§ **Material to process**:

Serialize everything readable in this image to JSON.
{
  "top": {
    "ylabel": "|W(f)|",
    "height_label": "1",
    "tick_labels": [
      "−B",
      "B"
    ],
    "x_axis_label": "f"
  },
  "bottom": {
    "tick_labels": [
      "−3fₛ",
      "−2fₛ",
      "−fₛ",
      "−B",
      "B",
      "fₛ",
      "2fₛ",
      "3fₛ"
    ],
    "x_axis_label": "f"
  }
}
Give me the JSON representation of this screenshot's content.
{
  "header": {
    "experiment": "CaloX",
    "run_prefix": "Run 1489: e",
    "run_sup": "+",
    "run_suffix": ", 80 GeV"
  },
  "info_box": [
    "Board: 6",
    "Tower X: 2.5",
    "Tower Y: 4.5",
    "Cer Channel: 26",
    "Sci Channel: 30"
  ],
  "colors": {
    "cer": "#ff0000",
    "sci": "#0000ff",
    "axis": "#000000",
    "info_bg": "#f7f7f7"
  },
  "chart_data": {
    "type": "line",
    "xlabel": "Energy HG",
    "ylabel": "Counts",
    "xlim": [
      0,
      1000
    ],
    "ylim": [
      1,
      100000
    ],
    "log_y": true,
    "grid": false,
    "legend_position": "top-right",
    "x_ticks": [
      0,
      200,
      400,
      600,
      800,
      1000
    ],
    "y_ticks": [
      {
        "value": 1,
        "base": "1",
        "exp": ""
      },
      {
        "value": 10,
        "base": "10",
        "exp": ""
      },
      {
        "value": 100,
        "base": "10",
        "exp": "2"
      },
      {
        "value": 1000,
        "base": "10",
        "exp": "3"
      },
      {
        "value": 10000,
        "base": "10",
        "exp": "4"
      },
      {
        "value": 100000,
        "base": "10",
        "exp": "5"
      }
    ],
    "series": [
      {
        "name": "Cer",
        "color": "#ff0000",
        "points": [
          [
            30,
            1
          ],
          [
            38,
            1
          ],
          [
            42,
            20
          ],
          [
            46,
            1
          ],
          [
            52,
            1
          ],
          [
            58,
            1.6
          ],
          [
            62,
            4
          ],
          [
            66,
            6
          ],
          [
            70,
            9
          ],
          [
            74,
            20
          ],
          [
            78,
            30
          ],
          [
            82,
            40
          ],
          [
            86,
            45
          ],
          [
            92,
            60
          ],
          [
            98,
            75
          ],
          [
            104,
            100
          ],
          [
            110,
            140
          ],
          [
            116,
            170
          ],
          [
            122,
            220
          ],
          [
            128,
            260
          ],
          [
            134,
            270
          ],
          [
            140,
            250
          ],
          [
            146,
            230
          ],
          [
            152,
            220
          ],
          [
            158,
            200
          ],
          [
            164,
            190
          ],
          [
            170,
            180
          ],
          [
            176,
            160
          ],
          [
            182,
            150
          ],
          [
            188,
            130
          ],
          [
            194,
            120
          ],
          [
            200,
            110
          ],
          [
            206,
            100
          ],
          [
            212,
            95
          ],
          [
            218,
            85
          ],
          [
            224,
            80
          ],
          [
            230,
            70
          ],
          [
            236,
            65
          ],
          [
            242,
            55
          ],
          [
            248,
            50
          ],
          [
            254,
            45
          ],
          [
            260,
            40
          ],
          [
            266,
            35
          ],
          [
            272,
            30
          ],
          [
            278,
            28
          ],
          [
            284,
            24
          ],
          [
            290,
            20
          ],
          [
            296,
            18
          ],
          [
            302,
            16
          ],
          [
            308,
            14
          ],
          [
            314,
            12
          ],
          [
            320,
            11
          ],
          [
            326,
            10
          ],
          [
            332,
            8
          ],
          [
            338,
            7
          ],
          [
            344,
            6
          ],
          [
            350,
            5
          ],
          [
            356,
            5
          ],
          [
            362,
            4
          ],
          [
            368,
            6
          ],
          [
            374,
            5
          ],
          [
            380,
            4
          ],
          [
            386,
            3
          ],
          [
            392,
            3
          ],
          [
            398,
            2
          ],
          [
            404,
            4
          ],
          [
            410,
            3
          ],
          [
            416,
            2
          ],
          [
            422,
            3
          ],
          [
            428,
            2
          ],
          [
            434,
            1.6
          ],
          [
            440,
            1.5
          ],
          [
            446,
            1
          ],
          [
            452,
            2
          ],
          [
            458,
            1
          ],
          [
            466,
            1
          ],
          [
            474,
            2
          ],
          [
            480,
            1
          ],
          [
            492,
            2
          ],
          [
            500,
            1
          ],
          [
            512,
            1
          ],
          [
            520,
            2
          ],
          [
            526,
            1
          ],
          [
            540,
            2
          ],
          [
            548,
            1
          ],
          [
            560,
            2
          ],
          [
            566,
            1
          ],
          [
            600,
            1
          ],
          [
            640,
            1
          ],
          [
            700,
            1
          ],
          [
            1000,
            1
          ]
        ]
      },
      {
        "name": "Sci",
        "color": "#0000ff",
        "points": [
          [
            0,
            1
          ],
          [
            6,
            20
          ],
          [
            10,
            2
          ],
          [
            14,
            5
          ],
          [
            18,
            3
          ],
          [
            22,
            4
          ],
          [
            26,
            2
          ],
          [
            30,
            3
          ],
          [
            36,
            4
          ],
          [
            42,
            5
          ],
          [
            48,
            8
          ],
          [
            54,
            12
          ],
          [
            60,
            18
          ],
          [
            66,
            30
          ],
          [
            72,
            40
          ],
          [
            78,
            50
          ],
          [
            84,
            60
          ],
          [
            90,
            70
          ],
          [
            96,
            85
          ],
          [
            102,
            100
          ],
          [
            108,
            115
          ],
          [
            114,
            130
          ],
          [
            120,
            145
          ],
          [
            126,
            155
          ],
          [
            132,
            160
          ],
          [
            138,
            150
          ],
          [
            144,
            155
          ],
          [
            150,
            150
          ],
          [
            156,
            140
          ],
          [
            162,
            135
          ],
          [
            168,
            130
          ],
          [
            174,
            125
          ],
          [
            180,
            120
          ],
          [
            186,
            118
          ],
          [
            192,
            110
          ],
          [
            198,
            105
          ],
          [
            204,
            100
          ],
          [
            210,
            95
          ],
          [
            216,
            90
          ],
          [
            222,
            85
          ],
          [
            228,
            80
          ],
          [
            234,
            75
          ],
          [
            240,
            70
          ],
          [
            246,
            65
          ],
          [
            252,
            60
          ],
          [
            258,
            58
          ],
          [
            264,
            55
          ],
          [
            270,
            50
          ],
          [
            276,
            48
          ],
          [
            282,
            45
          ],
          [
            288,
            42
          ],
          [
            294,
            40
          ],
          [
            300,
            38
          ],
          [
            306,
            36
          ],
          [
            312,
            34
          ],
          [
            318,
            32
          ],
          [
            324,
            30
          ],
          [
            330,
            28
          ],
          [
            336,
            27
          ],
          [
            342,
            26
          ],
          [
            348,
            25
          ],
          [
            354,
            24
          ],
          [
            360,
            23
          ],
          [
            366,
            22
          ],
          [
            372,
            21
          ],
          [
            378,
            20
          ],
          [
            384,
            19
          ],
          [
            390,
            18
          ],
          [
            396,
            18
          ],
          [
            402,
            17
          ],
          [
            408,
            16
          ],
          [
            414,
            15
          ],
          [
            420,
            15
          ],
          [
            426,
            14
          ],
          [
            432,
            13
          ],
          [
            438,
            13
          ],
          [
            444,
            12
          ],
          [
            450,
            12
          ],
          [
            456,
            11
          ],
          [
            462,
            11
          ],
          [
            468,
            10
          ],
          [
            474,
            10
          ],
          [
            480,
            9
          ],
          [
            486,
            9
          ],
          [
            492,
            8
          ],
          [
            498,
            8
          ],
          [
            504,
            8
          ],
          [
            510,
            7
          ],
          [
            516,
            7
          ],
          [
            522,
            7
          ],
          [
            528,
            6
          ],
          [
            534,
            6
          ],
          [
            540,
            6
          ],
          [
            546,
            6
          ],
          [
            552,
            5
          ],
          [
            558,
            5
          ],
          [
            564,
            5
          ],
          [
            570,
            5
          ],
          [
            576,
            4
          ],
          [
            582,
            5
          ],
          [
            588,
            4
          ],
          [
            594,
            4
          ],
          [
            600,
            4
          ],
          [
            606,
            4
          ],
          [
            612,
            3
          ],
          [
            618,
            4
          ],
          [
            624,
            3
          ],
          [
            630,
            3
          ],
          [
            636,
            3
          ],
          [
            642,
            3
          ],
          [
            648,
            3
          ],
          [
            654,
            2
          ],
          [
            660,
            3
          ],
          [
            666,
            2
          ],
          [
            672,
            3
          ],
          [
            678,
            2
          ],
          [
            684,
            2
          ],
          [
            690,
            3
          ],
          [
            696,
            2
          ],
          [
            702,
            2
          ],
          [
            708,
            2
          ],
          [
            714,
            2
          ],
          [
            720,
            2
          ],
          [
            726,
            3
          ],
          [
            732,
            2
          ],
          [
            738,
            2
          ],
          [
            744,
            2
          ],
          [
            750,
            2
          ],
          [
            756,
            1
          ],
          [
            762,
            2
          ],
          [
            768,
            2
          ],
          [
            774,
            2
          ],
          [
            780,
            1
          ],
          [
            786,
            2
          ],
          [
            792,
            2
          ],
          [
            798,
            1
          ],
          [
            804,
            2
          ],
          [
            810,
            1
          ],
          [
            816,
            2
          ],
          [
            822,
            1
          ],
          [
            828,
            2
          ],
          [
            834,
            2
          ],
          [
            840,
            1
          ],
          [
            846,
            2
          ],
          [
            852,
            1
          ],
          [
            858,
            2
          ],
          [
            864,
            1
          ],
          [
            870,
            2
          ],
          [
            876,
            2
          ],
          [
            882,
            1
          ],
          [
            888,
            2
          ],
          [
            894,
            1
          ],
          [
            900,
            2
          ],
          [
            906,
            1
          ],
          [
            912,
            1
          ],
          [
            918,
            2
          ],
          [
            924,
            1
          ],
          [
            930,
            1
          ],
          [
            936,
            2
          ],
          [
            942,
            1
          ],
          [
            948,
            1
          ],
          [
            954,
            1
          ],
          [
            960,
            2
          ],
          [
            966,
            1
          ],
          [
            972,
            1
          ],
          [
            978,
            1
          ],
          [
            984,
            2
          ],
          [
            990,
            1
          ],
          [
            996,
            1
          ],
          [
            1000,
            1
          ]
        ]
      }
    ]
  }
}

§ **Objective**: Where does the word "this" appear in the listing? List each line that holds it.

§ **Written answer**:
Serialize everything readable in this image to JSON.
Give me the JSON representation of this screenshot's content.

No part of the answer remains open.